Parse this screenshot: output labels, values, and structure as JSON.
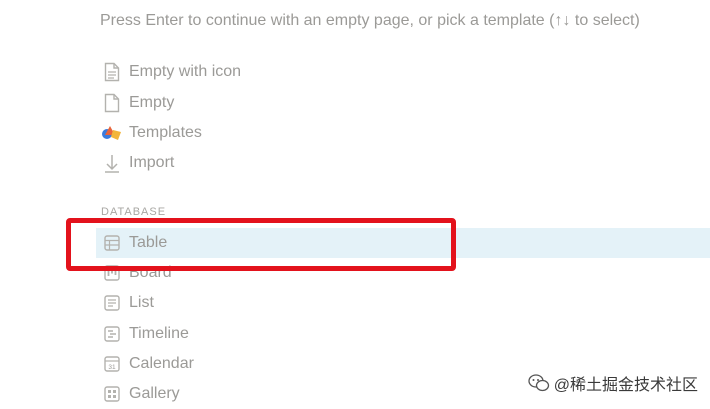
{
  "hint": "Press Enter to continue with an empty page, or pick a template (↑↓ to select)",
  "page_items": [
    {
      "label": "Empty with icon",
      "icon": "document-lines-icon"
    },
    {
      "label": "Empty",
      "icon": "document-icon"
    },
    {
      "label": "Templates",
      "icon": "templates-shapes-icon"
    },
    {
      "label": "Import",
      "icon": "arrow-down-icon"
    }
  ],
  "section_label": "DATABASE",
  "database_items": [
    {
      "label": "Table",
      "icon": "table-icon",
      "selected": true
    },
    {
      "label": "Board",
      "icon": "board-icon"
    },
    {
      "label": "List",
      "icon": "list-icon"
    },
    {
      "label": "Timeline",
      "icon": "timeline-icon"
    },
    {
      "label": "Calendar",
      "icon": "calendar-icon",
      "icon_text": "31"
    },
    {
      "label": "Gallery",
      "icon": "gallery-icon"
    }
  ],
  "watermark": "@稀土掘金技术社区",
  "colors": {
    "text": "#9b9a97",
    "selected_bg": "#e4f2f8",
    "highlight": "#e3121c"
  }
}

-*-

● INSTRUCTION
All of the material above is to be copied exactly, except for its images.

● RESPONSE TO THE EXERCISE
Parse this screenshot: output labels, values, and structure as JSON.
{
  "hint": "Press Enter to continue with an empty page, or pick a template (↑↓ to select)",
  "page_items": [
    {
      "label": "Empty with icon",
      "icon": "document-lines-icon"
    },
    {
      "label": "Empty",
      "icon": "document-icon"
    },
    {
      "label": "Templates",
      "icon": "templates-shapes-icon"
    },
    {
      "label": "Import",
      "icon": "arrow-down-icon"
    }
  ],
  "section_label": "DATABASE",
  "database_items": [
    {
      "label": "Table",
      "icon": "table-icon",
      "selected": true
    },
    {
      "label": "Board",
      "icon": "board-icon"
    },
    {
      "label": "List",
      "icon": "list-icon"
    },
    {
      "label": "Timeline",
      "icon": "timeline-icon"
    },
    {
      "label": "Calendar",
      "icon": "calendar-icon",
      "icon_text": "31"
    },
    {
      "label": "Gallery",
      "icon": "gallery-icon"
    }
  ],
  "watermark": "@稀土掘金技术社区",
  "colors": {
    "text": "#9b9a97",
    "selected_bg": "#e4f2f8",
    "highlight": "#e3121c"
  }
}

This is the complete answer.